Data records
## start
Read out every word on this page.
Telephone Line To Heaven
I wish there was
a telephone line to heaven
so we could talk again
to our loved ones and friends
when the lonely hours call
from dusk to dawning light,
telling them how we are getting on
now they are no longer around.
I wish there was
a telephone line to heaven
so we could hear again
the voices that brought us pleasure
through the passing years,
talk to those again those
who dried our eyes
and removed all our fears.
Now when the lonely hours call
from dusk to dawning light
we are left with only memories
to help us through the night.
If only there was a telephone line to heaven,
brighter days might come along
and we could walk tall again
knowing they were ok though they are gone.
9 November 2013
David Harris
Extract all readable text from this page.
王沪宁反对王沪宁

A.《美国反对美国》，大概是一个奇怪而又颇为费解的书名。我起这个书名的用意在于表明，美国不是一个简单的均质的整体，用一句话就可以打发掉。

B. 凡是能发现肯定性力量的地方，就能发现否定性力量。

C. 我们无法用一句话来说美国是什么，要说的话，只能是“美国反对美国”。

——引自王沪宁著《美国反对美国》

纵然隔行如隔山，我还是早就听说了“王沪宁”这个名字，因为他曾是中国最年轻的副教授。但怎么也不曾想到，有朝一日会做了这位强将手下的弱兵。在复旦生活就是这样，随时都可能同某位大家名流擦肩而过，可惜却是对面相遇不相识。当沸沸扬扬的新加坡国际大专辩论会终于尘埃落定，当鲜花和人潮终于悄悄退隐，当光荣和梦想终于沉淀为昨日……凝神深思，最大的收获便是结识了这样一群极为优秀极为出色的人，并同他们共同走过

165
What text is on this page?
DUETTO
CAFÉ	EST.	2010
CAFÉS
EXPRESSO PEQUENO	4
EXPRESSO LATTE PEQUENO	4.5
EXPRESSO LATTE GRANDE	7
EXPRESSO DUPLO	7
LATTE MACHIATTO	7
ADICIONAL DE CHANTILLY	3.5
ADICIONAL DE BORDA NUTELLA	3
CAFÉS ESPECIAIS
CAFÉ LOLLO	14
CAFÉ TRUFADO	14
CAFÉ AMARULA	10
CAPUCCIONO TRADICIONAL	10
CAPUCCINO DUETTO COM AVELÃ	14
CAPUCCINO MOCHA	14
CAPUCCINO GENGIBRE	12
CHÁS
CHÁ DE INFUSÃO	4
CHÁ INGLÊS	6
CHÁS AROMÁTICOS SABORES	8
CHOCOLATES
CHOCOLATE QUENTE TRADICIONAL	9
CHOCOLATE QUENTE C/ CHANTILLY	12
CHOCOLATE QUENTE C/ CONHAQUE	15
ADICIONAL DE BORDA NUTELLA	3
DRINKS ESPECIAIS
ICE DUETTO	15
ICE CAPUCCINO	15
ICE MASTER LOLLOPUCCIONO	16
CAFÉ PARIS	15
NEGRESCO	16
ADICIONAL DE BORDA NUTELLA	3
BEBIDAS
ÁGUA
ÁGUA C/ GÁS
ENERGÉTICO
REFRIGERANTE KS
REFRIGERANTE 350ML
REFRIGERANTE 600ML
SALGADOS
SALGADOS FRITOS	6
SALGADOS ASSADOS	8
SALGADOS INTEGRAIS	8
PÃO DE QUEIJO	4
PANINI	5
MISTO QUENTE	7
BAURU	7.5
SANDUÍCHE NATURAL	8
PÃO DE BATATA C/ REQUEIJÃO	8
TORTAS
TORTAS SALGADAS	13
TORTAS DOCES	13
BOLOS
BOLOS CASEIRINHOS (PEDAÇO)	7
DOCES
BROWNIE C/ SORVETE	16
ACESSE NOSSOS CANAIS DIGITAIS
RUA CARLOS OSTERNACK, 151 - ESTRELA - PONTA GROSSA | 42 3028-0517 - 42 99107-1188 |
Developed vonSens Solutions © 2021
## end
» WORK TO COMPLETE: Find each line holding the string "when" and copy it out.

» ANSWER TO THIS PROBLEM:
when the lonely hours call
Now when the lonely hours call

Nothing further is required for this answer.